Reproduce each line of the material precisely.

-- begin GIVEN DATA --

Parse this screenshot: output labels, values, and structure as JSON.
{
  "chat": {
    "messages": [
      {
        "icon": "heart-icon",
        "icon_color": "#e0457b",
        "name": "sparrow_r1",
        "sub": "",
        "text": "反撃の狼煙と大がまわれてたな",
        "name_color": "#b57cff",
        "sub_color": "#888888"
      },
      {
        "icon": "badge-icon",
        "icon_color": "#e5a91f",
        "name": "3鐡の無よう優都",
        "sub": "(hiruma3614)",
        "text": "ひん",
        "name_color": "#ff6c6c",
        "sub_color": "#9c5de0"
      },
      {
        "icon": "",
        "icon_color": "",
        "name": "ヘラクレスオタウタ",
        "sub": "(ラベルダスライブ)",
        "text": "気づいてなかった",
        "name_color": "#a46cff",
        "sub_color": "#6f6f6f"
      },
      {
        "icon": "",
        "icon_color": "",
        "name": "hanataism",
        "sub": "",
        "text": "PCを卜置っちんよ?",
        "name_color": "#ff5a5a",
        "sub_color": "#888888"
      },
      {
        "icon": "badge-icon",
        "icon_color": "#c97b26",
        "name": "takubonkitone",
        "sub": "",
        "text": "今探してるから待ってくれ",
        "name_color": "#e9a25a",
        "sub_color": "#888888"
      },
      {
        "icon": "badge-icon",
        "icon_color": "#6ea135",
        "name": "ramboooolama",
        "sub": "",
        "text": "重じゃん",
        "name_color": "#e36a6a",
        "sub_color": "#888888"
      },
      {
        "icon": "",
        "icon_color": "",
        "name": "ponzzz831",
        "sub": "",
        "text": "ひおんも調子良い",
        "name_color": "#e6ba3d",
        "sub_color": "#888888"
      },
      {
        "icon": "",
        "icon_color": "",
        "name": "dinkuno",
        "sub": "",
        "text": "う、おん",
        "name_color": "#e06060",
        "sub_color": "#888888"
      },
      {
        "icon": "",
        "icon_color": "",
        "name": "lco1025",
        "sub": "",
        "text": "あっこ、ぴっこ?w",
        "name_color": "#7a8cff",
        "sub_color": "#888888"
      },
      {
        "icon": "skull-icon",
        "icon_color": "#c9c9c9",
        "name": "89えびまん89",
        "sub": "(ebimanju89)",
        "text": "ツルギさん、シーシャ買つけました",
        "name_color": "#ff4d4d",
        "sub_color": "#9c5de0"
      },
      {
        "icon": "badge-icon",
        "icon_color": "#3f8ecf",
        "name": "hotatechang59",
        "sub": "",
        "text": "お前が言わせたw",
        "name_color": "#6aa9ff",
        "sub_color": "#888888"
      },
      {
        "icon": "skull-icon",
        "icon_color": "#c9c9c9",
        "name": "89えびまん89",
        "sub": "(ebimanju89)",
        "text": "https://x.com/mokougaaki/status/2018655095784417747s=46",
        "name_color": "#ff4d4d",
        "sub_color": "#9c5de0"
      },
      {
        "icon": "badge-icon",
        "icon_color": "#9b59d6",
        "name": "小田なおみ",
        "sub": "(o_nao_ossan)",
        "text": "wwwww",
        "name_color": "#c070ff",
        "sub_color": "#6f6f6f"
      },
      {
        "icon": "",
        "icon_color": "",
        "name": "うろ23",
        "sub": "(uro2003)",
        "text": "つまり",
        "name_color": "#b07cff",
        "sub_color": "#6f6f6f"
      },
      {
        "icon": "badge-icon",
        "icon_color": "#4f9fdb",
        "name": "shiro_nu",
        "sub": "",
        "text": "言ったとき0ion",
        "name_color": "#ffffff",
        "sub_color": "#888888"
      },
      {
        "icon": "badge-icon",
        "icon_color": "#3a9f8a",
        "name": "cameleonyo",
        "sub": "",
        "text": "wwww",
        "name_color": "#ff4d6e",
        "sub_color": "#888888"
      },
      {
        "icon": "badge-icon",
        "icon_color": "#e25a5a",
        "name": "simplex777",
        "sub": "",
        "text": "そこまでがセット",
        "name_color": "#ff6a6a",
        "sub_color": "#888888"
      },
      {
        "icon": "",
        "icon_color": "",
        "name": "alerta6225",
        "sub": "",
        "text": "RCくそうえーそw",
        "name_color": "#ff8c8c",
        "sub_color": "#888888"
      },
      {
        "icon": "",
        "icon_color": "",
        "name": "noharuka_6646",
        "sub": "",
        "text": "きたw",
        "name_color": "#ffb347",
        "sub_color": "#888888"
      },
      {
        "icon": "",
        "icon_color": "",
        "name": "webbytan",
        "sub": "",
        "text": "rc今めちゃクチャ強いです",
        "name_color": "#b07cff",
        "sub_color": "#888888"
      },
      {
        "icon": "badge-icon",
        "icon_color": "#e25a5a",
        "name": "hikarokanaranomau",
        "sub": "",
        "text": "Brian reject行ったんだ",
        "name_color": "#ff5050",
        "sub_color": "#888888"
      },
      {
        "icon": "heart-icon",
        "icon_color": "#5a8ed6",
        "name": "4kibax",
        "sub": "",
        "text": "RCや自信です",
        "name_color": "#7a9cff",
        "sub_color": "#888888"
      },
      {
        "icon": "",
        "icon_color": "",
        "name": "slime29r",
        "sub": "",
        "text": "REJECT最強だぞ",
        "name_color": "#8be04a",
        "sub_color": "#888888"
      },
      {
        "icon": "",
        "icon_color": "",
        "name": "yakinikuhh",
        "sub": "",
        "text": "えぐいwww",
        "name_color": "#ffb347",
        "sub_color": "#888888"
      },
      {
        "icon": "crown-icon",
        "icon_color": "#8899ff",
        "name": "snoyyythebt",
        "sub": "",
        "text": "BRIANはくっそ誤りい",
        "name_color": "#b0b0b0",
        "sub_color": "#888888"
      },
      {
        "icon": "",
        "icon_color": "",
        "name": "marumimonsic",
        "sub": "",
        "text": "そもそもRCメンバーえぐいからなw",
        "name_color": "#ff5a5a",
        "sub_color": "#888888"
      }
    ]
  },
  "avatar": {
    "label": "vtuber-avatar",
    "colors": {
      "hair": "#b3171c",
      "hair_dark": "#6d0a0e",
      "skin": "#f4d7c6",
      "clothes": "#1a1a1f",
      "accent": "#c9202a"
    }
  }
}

-- end GIVEN DATA --

● **RESULT BELOW**:
Parse this screenshot: output labels, values, and structure as JSON.
{
  "chat": {
    "messages": [
      {
        "icon": "heart-icon",
        "icon_color": "#e0457b",
        "name": "sparrow_r1",
        "sub": "",
        "text": "反撃の狼煙と大がまわれてたな",
        "name_color": "#b57cff",
        "sub_color": "#888888"
      },
      {
        "icon": "badge-icon",
        "icon_color": "#e5a91f",
        "name": "3鐡の無よう優都",
        "sub": "(hiruma3614)",
        "text": "ひん",
        "name_color": "#ff6c6c",
        "sub_color": "#9c5de0"
      },
      {
        "icon": "",
        "icon_color": "",
        "name": "ヘラクレスオタウタ",
        "sub": "(ラベルダスライブ)",
        "text": "気づいてなかった",
        "name_color": "#a46cff",
        "sub_color": "#6f6f6f"
      },
      {
        "icon": "",
        "icon_color": "",
        "name": "hanataism",
        "sub": "",
        "text": "PCを卜置っちんよ?",
        "name_color": "#ff5a5a",
        "sub_color": "#888888"
      },
      {
        "icon": "badge-icon",
        "icon_color": "#c97b26",
        "name": "takubonkitone",
        "sub": "",
        "text": "今探してるから待ってくれ",
        "name_color": "#e9a25a",
        "sub_color": "#888888"
      },
      {
        "icon": "badge-icon",
        "icon_color": "#6ea135",
        "name": "ramboooolama",
        "sub": "",
        "text": "重じゃん",
        "name_color": "#e36a6a",
        "sub_color": "#888888"
      },
      {
        "icon": "",
        "icon_color": "",
        "name": "ponzzz831",
        "sub": "",
        "text": "ひおんも調子良い",
        "name_color": "#e6ba3d",
        "sub_color": "#888888"
      },
      {
        "icon": "",
        "icon_color": "",
        "name": "dinkuno",
        "sub": "",
        "text": "う、おん",
        "name_color": "#e06060",
        "sub_color": "#888888"
      },
      {
        "icon": "",
        "icon_color": "",
        "name": "lco1025",
        "sub": "",
        "text": "あっこ、ぴっこ?w",
        "name_color": "#7a8cff",
        "sub_color": "#888888"
      },
      {
        "icon": "skull-icon",
        "icon_color": "#c9c9c9",
        "name": "89えびまん89",
        "sub": "(ebimanju89)",
        "text": "ツルギさん、シーシャ買つけました",
        "name_color": "#ff4d4d",
        "sub_color": "#9c5de0"
      },
      {
        "icon": "badge-icon",
        "icon_color": "#3f8ecf",
        "name": "hotatechang59",
        "sub": "",
        "text": "お前が言わせたw",
        "name_color": "#6aa9ff",
        "sub_color": "#888888"
      },
      {
        "icon": "skull-icon",
        "icon_color": "#c9c9c9",
        "name": "89えびまん89",
        "sub": "(ebimanju89)",
        "text": "https://x.com/mokougaaki/status/2018655095784417747s=46",
        "name_color": "#ff4d4d",
        "sub_color": "#9c5de0"
      },
      {
        "icon": "badge-icon",
        "icon_color": "#9b59d6",
        "name": "小田なおみ",
        "sub": "(o_nao_ossan)",
        "text": "wwwww",
        "name_color": "#c070ff",
        "sub_color": "#6f6f6f"
      },
      {
        "icon": "",
        "icon_color": "",
        "name": "うろ23",
        "sub": "(uro2003)",
        "text": "つまり",
        "name_color": "#b07cff",
        "sub_color": "#6f6f6f"
      },
      {
        "icon": "badge-icon",
        "icon_color": "#4f9fdb",
        "name": "shiro_nu",
        "sub": "",
        "text": "言ったとき0ion",
        "name_color": "#ffffff",
        "sub_color": "#888888"
      },
      {
        "icon": "badge-icon",
        "icon_color": "#3a9f8a",
        "name": "cameleonyo",
        "sub": "",
        "text": "wwww",
        "name_color": "#ff4d6e",
        "sub_color": "#888888"
      },
      {
        "icon": "badge-icon",
        "icon_color": "#e25a5a",
        "name": "simplex777",
        "sub": "",
        "text": "そこまでがセット",
        "name_color": "#ff6a6a",
        "sub_color": "#888888"
      },
      {
        "icon": "",
        "icon_color": "",
        "name": "alerta6225",
        "sub": "",
        "text": "RCくそうえーそw",
        "name_color": "#ff8c8c",
        "sub_color": "#888888"
      },
      {
        "icon": "",
        "icon_color": "",
        "name": "noharuka_6646",
        "sub": "",
        "text": "きたw",
        "name_color": "#ffb347",
        "sub_color": "#888888"
      },
      {
        "icon": "",
        "icon_color": "",
        "name": "webbytan",
        "sub": "",
        "text": "rc今めちゃクチャ強いです",
        "name_color": "#b07cff",
        "sub_color": "#888888"
      },
      {
        "icon": "badge-icon",
        "icon_color": "#e25a5a",
        "name": "hikarokanaranomau",
        "sub": "",
        "text": "Brian reject行ったんだ",
        "name_color": "#ff5050",
        "sub_color": "#888888"
      },
      {
        "icon": "heart-icon",
        "icon_color": "#5a8ed6",
        "name": "4kibax",
        "sub": "",
        "text": "RCや自信です",
        "name_color": "#7a9cff",
        "sub_color": "#888888"
      },
      {
        "icon": "",
        "icon_color": "",
        "name": "slime29r",
        "sub": "",
        "text": "REJECT最強だぞ",
        "name_color": "#8be04a",
        "sub_color": "#888888"
      },
      {
        "icon": "",
        "icon_color": "",
        "name": "yakinikuhh",
        "sub": "",
        "text": "えぐいwww",
        "name_color": "#ffb347",
        "sub_color": "#888888"
      },
      {
        "icon": "crown-icon",
        "icon_color": "#8899ff",
        "name": "snoyyythebt",
        "sub": "",
        "text": "BRIANはくっそ誤りい",
        "name_color": "#b0b0b0",
        "sub_color": "#888888"
      },
      {
        "icon": "",
        "icon_color": "",
        "name": "marumimonsic",
        "sub": "",
        "text": "そもそもRCメンバーえぐいからなw",
        "name_color": "#ff5a5a",
        "sub_color": "#888888"
      }
    ]
  },
  "avatar": {
    "label": "vtuber-avatar",
    "colors": {
      "hair": "#b3171c",
      "hair_dark": "#6d0a0e",
      "skin": "#f4d7c6",
      "clothes": "#1a1a1f",
      "accent": "#c9202a"
    }
  }
}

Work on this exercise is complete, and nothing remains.